Text provided:
>> begin
The New Zealand dollar was hit the most, showing a 0.6 percent loss against the US dollar, euro and yen.

It slipped 0.6 percent to $0.8323 as investors booked profits following a climb to a 4-1/2-month high of $0.8445 on Monday. The kiwi has gained 7.6 percent so far this month and if sustained, it would be the largest increase since 2009.

"It looks like a risk-off trade day," said Annette Beacher, head of Asia-Pacific research at TD Securities in Singapore, seeing no clear catalyst for the move.

Some dealers blamed uncertainty about when the Federal Reserve will start trimming its massive stimulus, while dovish remarks by the European central bank reminded investors of that region's economic weakness.

Still, on a trade-weighted basis the kiwi remained firm overall at 77.60. It touched 78.09 last week, its highest since early May, after the Federal Reserve stunned markets by keeping its massive asset-buying programme intact.

Many in the market believe the Fed stimulus drive, along with expectations for a rise in New Zealand interest rates next year, should support the currency in a $0.8000-$0.8400 range through year-end.

Short-term resistance was found at $0.8340, while strong support was seen at $0.8292, the 61.8 percent retracement of its April-August sell-off.

The Aussie held its breath at $0.9406, having met strong resistance above $0.9500, a level it broke but was unable to maintain twice last week.

The Aussie was weighed by Aussie-yen selling as investors squared up positions with the end of the quarter looming.

It fetched 92.76, having climbed to 94.45 last week, its highest in nearly four months. Support was found around $0.9395 and a break under would target $0.9370.

Resistance was seen at the session peak of $0.9428, ahead of $0.9530, a three-month high set last week.
>> end
Given information:
>> begin
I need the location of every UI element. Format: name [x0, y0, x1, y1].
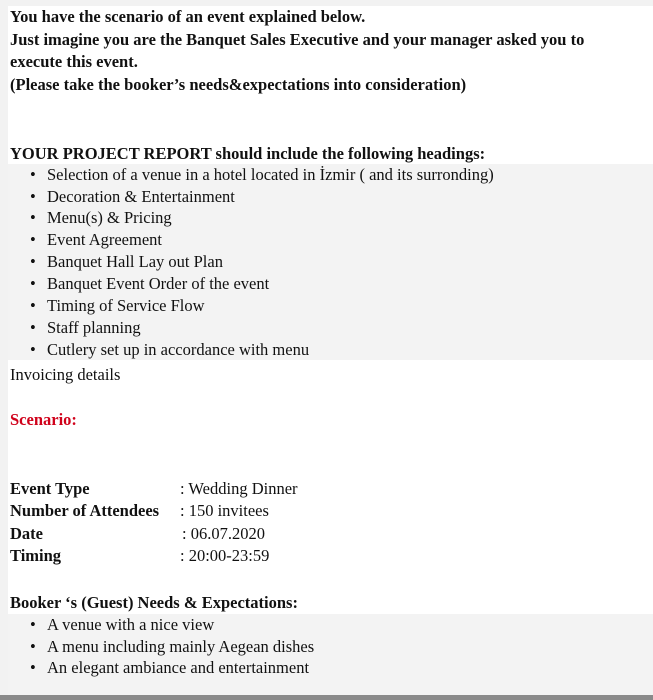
>> end
Repeat everything in the currency-market text from "It slipped 0.6" down to "for the move.", word for word.

It slipped 0.6 percent to $0.8323 as investors booked profits following a climb to a 4-1/2-month high of $0.8445 on Monday. The kiwi has gained 7.6 percent so far this month and if sustained, it would be the largest increase since 2009.

"It looks like a risk-off trade day," said Annette Beacher, head of Asia-Pacific research at TD Securities in Singapore, seeing no clear catalyst for the move.